WHAT IS ASKED —
From the listing, collect all lines containing the word "Works".

PROVIDED RECORDS —
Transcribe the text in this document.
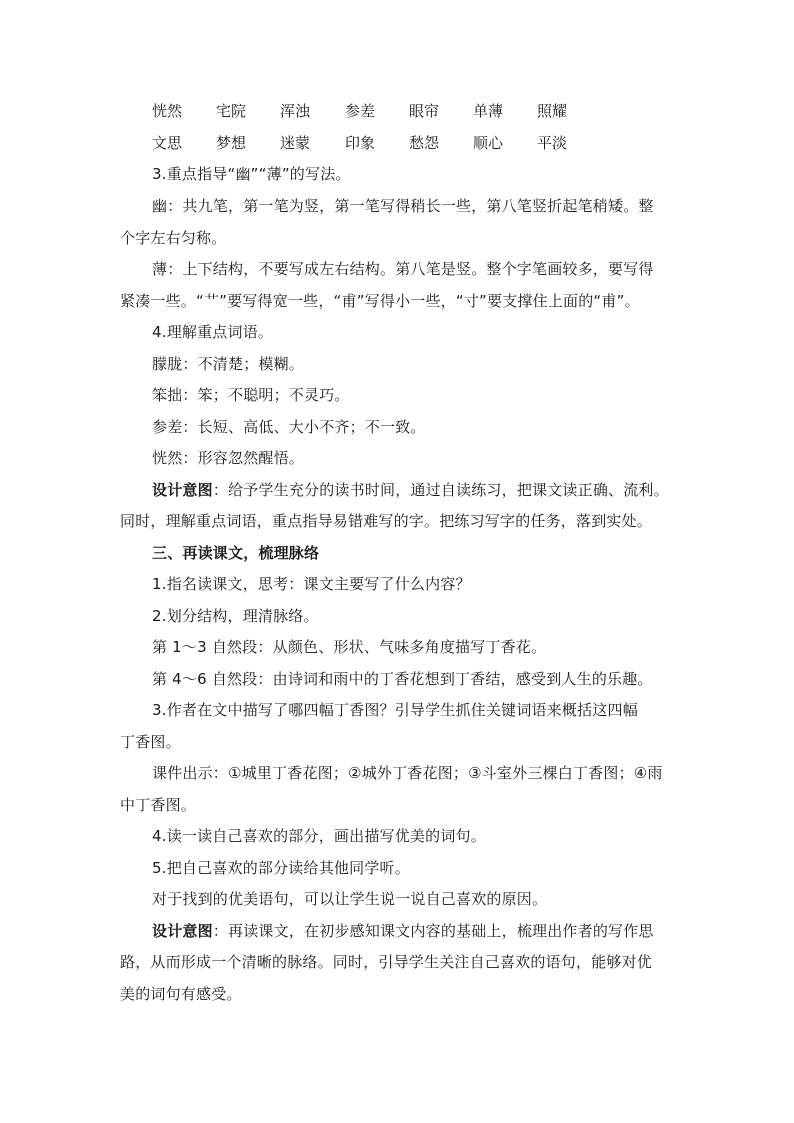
恍然 宅院 浑浊 参差 眼帘 单薄 照耀
文思 梦想 迷蒙 印象 愁怨 顺心 平淡
3.重点指导“幽”“薄”的写法。
幽：共九笔，第一笔为竖，第一笔写得稍长一些，第八笔竖折起笔稍矮。整
个字左右匀称。
薄：上下结构，不要写成左右结构。第八笔是竖。整个字笔画较多，要写得
紧凑一些。“艹”要写得宽一些，“甫”写得小一些，“寸”要支撑住上面的“甫”。
4.理解重点词语。
朦胧：不清楚；模糊。
笨拙：笨；不聪明；不灵巧。
参差：长短、高低、大小不齐；不一致。
恍然：形容忽然醒悟。
设计意图：给予学生充分的读书时间，通过自读练习，把课文读正确、流利。
同时，理解重点词语，重点指导易错难写的字。把练习写字的任务，落到实处。
三、再读课文，梳理脉络
1.指名读课文，思考：课文主要写了什么内容？
2.划分结构，理清脉络。
第 1～3 自然段：从颜色、形状、气味多角度描写丁香花。
第 4～6 自然段：由诗词和雨中的丁香花想到丁香结，感受到人生的乐趣。
3.作者在文中描写了哪四幅丁香图？引导学生抓住关键词语来概括这四幅
丁香图。
课件出示：①城里丁香花图；②城外丁香花图；③斗室外三棵白丁香图；④雨
中丁香图。
4.读一读自己喜欢的部分，画出描写优美的词句。
5.把自己喜欢的部分读给其他同学听。
对于找到的优美语句，可以让学生说一说自己喜欢的原因。
设计意图：再读课文，在初步感知课文内容的基础上，梳理出作者的写作思
路，从而形成一个清晰的脉络。同时，引导学生关注自己喜欢的语句，能够对优
美的词句有感受。
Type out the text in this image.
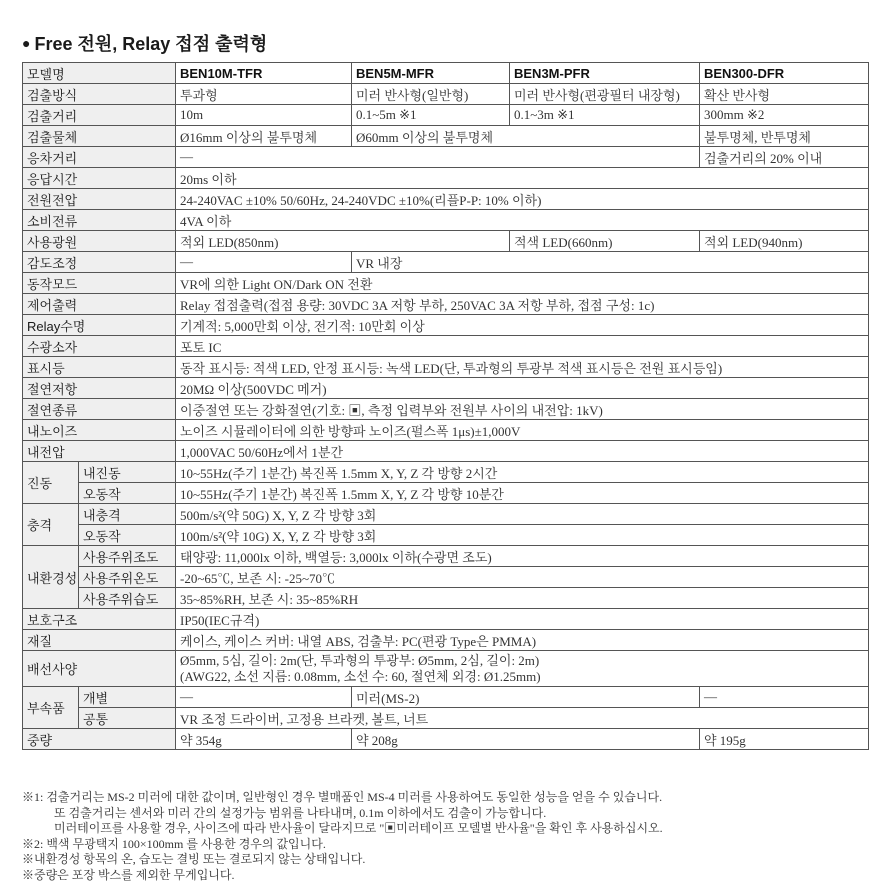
● Free 전원, Relay 접점 출력형
모델명		BEN10M-TFR	BEN5M-MFR	BEN3M-PFR	BEN300-DFR
검출방식		투과형	미러 반사형(일반형)	미러 반사형(편광필터 내장형)	확산 반사형
검출거리		10m	0.1~5m ※1	0.1~3m ※1	300mm ※2
검출물체		Ø16mm 이상의 불투명체	Ø60mm 이상의 불투명체		불투명체, 반투명체
응차거리		—			검출거리의 20% 이내
응답시간		20ms 이하			
전원전압		24-240VAC ±10% 50/60Hz, 24-240VDC ±10%(리플P-P: 10% 이하)			
소비전류		4VA 이하			
사용광원		적외 LED(850nm)		적색 LED(660nm)	적외 LED(940nm)
감도조정		—	VR 내장		
동작모드		VR에 의한 Light ON/Dark ON 전환			
제어출력		Relay 접점출력(접점 용량: 30VDC 3A 저항 부하, 250VAC 3A 저항 부하, 접점 구성: 1c)			
Relay수명		기계적: 5,000만회 이상, 전기적: 10만회 이상			
수광소자		포토 IC			
표시등		동작 표시등: 적색 LED, 안정 표시등: 녹색 LED(단, 투과형의 투광부 적색 표시등은 전원 표시등임)			
절연저항		20MΩ 이상(500VDC 메거)			
절연종류		이중절연 또는 강화절연(기호: ▣, 측정 입력부와 전원부 사이의 내전압: 1kV)			
내노이즈		노이즈 시뮬레이터에 의한 방향파 노이즈(펄스폭 1μs)±1,000V			
내전압		1,000VAC 50/60Hz에서 1분간			
진동	내진동	10~55Hz(주기 1분간) 복진폭 1.5mm X, Y, Z 각 방향 2시간			
	오동작	10~55Hz(주기 1분간) 복진폭 1.5mm X, Y, Z 각 방향 10분간			
충격	내충격	500m/s²(약 50G) X, Y, Z 각 방향 3회			
	오동작	100m/s²(약 10G) X, Y, Z 각 방향 3회			
내환경성	사용주위조도	태양광: 11,000lx 이하, 백열등: 3,000lx 이하(수광면 조도)			
	사용주위온도	-20~65℃, 보존 시: -25~70℃			
	사용주위습도	35~85%RH, 보존 시: 35~85%RH			
보호구조		IP50(IEC규격)			
재질		케이스, 케이스 커버: 내열 ABS, 검출부: PC(편광 Type은 PMMA)			
배선사양		Ø5mm, 5심, 길이: 2m(단, 투과형의 투광부: Ø5mm, 2심, 길이: 2m)
(AWG22, 소선 지름: 0.08mm, 소선 수: 60, 절연체 외경: Ø1.25mm)			

부속품	개별	—	미러(MS-2)		—
	공통	VR 조정 드라이버, 고정용 브라켓, 볼트, 너트			
중량		약 354g	약 208g		약 195g
※1: 검출거리는 MS-2 미러에 대한 값이며, 일반형인 경우 별매품인 MS-4 미러를 사용하여도 동일한 성능을 얻을 수 있습니다.
또 검출거리는 센서와 미러 간의 설정가능 범위를 나타내며, 0.1m 이하에서도 검출이 가능합니다.
미러테이프를 사용할 경우, 사이즈에 따라 반사율이 달라지므로 "▣미러테이프 모델별 반사율"을 확인 후 사용하십시오.
※2: 백색 무광택지 100×100mm 를 사용한 경우의 값입니다.
※내환경성 항목의 온, 습도는 결빙 또는 결로되지 않는 상태입니다.
※중량은 포장 박스를 제외한 무게입니다.
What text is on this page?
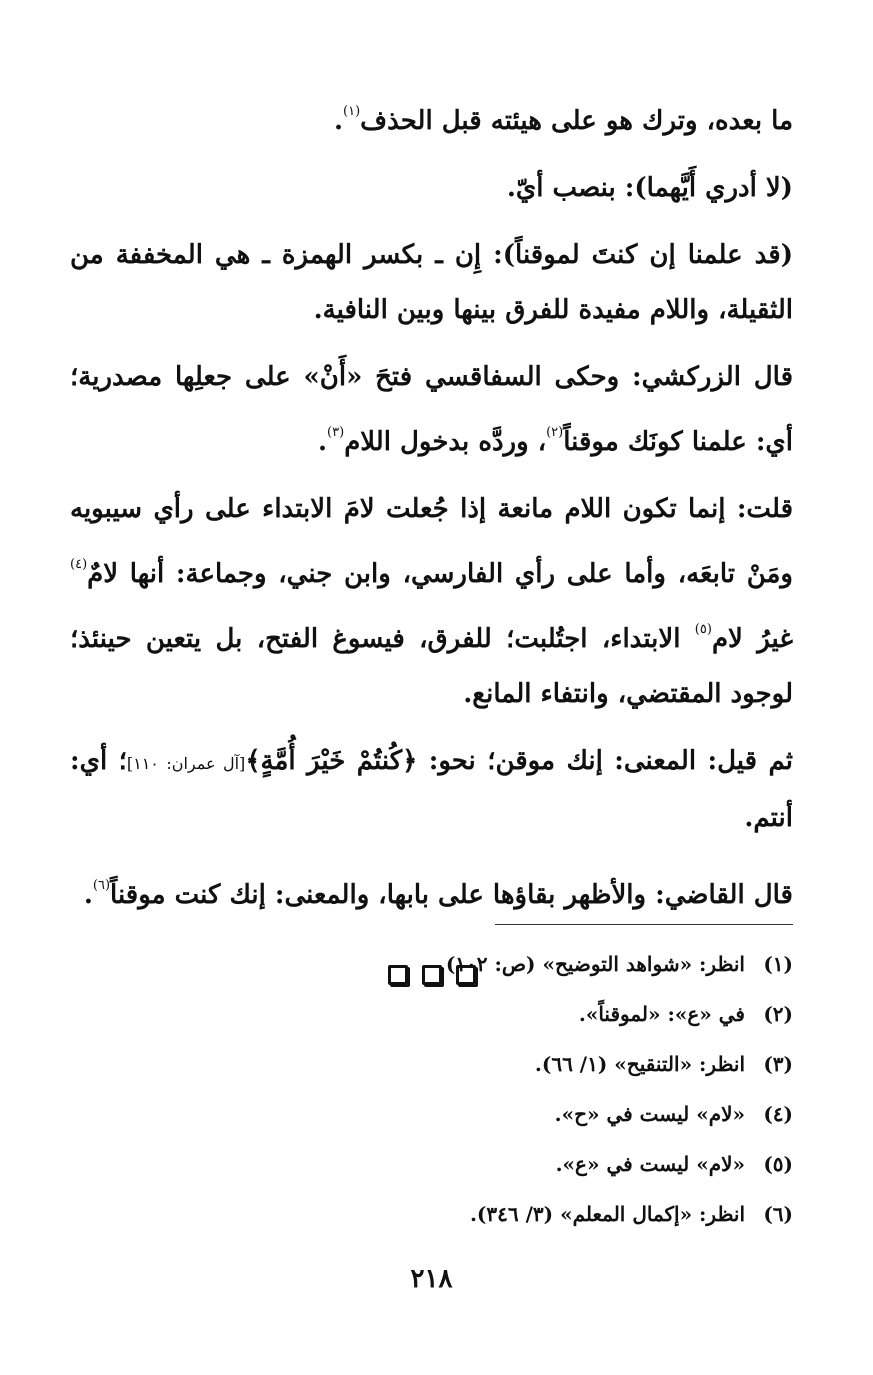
ما بعده، وترك هو على هيئته قبل الحذف$^{(١)}$.

(لا أدري أَيَّهما): بنصب أيّ.

(قد علمنا إن كنتَ لموقناً): إِن ـ بكسر الهمزة ـ هي المخففة من الثقيلة، واللام مفيدة للفرق بينها وبين النافية.

قال الزركشي: وحكى السفاقسي فتحَ «أَنْ» على جعلِها مصدرية؛ أي: علمنا كونَك موقناً$^{(٢)}$، وردَّه بدخول اللام$^{(٣)}$.

قلت: إنما تكون اللام مانعة إذا جُعلت لامَ الابتداء على رأي سيبويه ومَنْ تابعَه، وأما على رأي الفارسي، وابن جني، وجماعة: أنها لامٌ$^{(٤)}$ غيرُ لام$^{(٥)}$ الابتداء، اجتُلبت؛ للفرق، فيسوغ الفتح، بل يتعين حينئذ؛ لوجود المقتضي، وانتفاء المانع.

ثم قيل: المعنى: إنك موقن؛ نحو: ﴿كُنتُمْ خَيْرَ أُمَّةٍ﴾[آل عمران: ١١٠]؛ أي: أنتم.

قال القاضي: والأظهر بقاؤها على بابها، والمعنى: إنك كنت موقناً$^{(٦)}$.

(١)انظر: «شواهد التوضيح» (ص: ١٠٢).
(٢)في «ع»: «لموقناً».
(٣)انظر: «التنقيح» (١/ ٦٦).
(٤)«لام» ليست في «ح».
(٥)«لام» ليست في «ع».
(٦)انظر: «إكمال المعلم» (٣/ ٣٤٦).
٢١٨
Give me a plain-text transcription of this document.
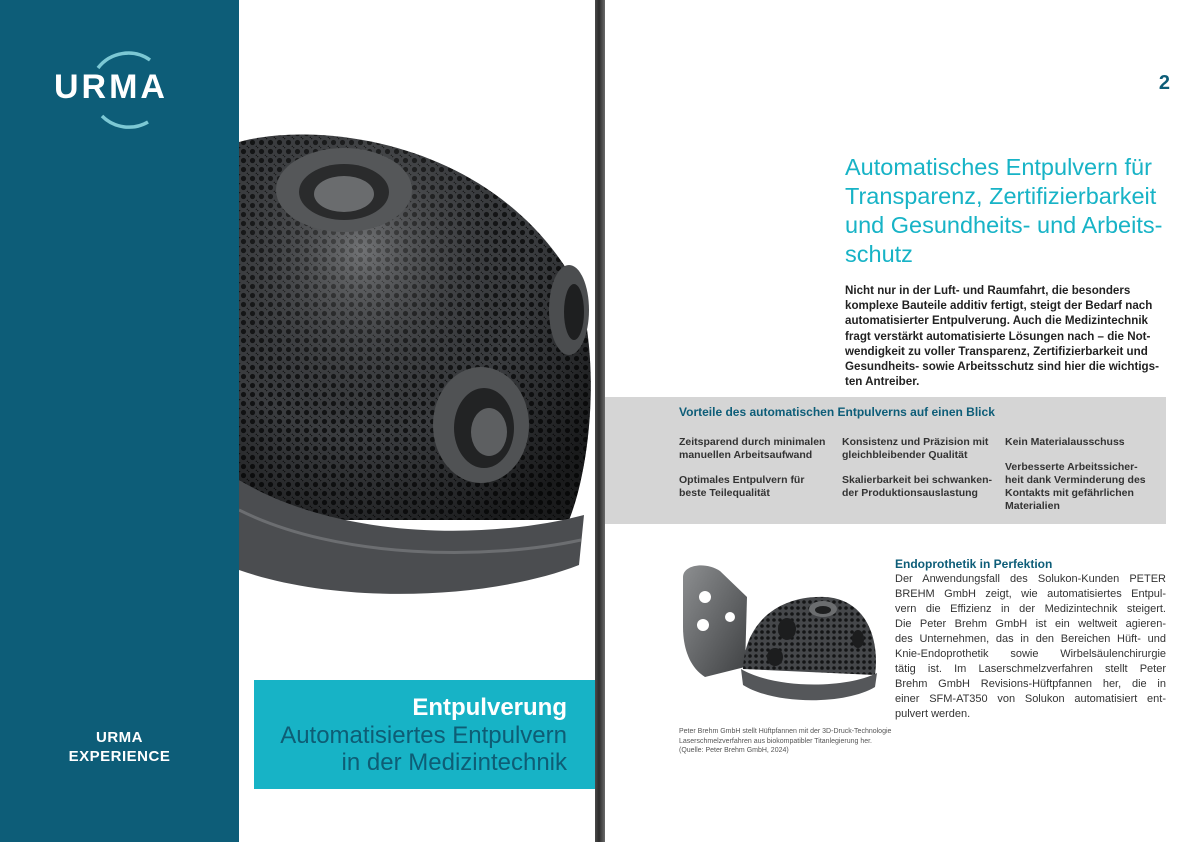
URMA
URMA
EXPERIENCE
Entpulverung
Automatisiertes Entpulvern
in der Medizintechnik
2
Automatisches Entpulvern für
Transparenz, Zertifizierbarkeit
und Gesundheits- und Arbeits-
schutz
Nicht nur in der Luft- und Raumfahrt, die besonders
komplexe Bauteile additiv fertigt, steigt der Bedarf nach
automatisierter Entpulverung. Auch die Medizintechnik
fragt verstärkt automatisierte Lösungen nach – die Not-
wendigkeit zu voller Transparenz, Zertifizierbarkeit und
Gesundheits- sowie Arbeitsschutz sind hier die wichtigs-
ten Antreiber.
Vorteile des automatischen Entpulverns auf einen Blick
Zeitsparend durch minimalen
manuellen Arbeitsaufwand
Konsistenz und Präzision mit
gleichbleibender Qualität
Kein Materialausschuss
Optimales Entpulvern für
beste Teilequalität
Skalierbarkeit bei schwanken-
der Produktionsauslastung
Verbesserte Arbeitssicher-
heit dank Verminderung des
Kontakts mit gefährlichen
Materialien
Peter Brehm GmbH stellt Hüftpfannen mit der 3D-Druck-Technologie
Laserschmelzverfahren aus biokompatibler Titanlegierung her.
(Quelle: Peter Brehm GmbH, 2024)
Endoprothetik in Perfektion
Der Anwendungsfall des Solukon-Kunden PETER
BREHM GmbH zeigt, wie automatisiertes Entpul-
vern die Effizienz in der Medizintechnik steigert.
Die Peter Brehm GmbH ist ein weltweit agieren-
des Unternehmen, das in den Bereichen Hüft- und
Knie-Endoprothetik sowie Wirbelsäulenchirurgie
tätig ist. Im Laserschmelzverfahren stellt Peter
Brehm GmbH Revisions-Hüftpfannen her, die in
einer SFM-AT350 von Solukon automatisiert ent-
pulvert werden.
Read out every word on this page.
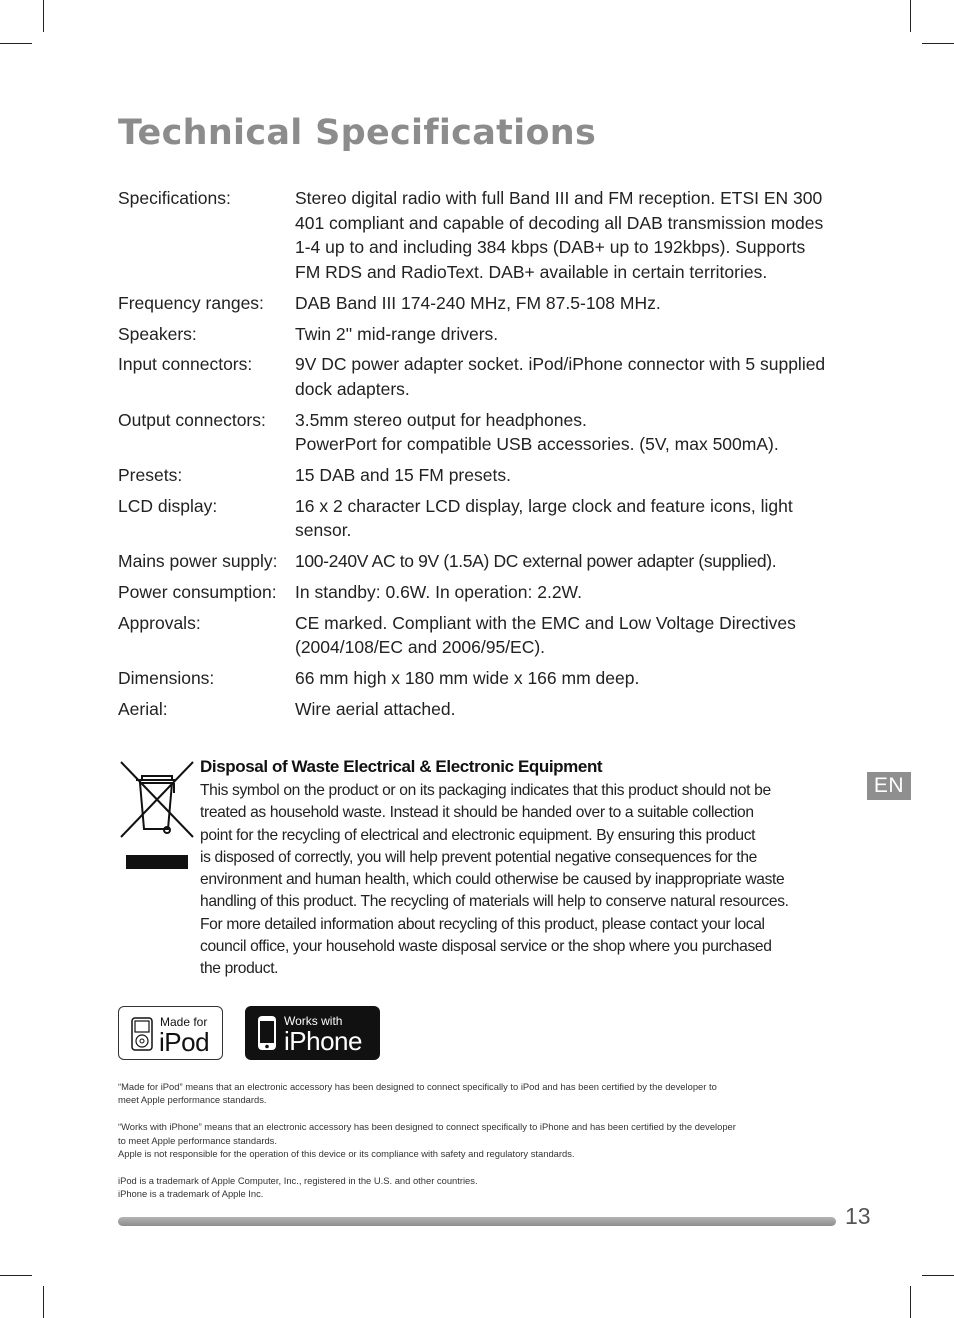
Technical Specifications
Specifications:	Stereo digital radio with full Band III and FM reception. ETSI EN 300
401 compliant and capable of decoding all DAB transmission modes
1-4 up to and including 384 kbps (DAB+ up to 192kbps). Supports
FM RDS and RadioText. DAB+ available in certain territories.
Frequency ranges:	DAB Band III 174-240 MHz, FM 87.5-108 MHz.
Speakers:	Twin 2'' mid-range drivers.
Input connectors:	9V DC power adapter socket. iPod/iPhone connector with 5 supplied
dock adapters.
Output connectors:	3.5mm stereo output for headphones.
PowerPort for compatible USB accessories. (5V, max 500mA).
Presets:	15 DAB and 15 FM presets.
LCD display:	16 x 2 character LCD display, large clock and feature icons, light
sensor.
Mains power supply: 100-240V AC to 9V (1.5A) DC external power adapter (supplied).
Power consumption:	In standby: 0.6W. In operation: 2.2W.
Approvals:	CE marked. Compliant with the EMC and Low Voltage Directives
(2004/108/EC and 2006/95/EC).
Dimensions:	66 mm high x 180 mm wide x 166 mm deep.
Aerial:	Wire aerial attached.
Disposal of Waste Electrical & Electronic Equipment
This symbol on the product or on its packaging indicates that this product should not be
treated as household waste. Instead it should be handed over to a suitable collection
point for the recycling of electrical and electronic equipment. By ensuring this product
is disposed of correctly, you will help prevent potential negative consequences for the
environment and human health, which could otherwise be caused by inappropriate waste
handling of this product. The recycling of materials will help to conserve natural resources.
For more detailed information about recycling of this product, please contact your local
council office, your household waste disposal service or the shop where you purchased
the product.
EN
Made for
iPod
Works with
iPhone

“Made for iPod” means that an electronic accessory has been designed to connect specifically to iPod and has been certified by the developer to
meet Apple performance standards.

“Works with iPhone” means that an electronic accessory has been designed to connect specifically to iPhone and has been certified by the developer
to meet Apple performance standards.
Apple is not responsible for the operation of this device or its compliance with safety and regulatory standards.

iPod is a trademark of Apple Computer, Inc., registered in the U.S. and other countries.
iPhone is a trademark of Apple Inc.

13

OUTPUT —
Works with
“Works with iPhone” means that an electronic accessory has been designed to connect specifically to iPhone and has been certified by the developer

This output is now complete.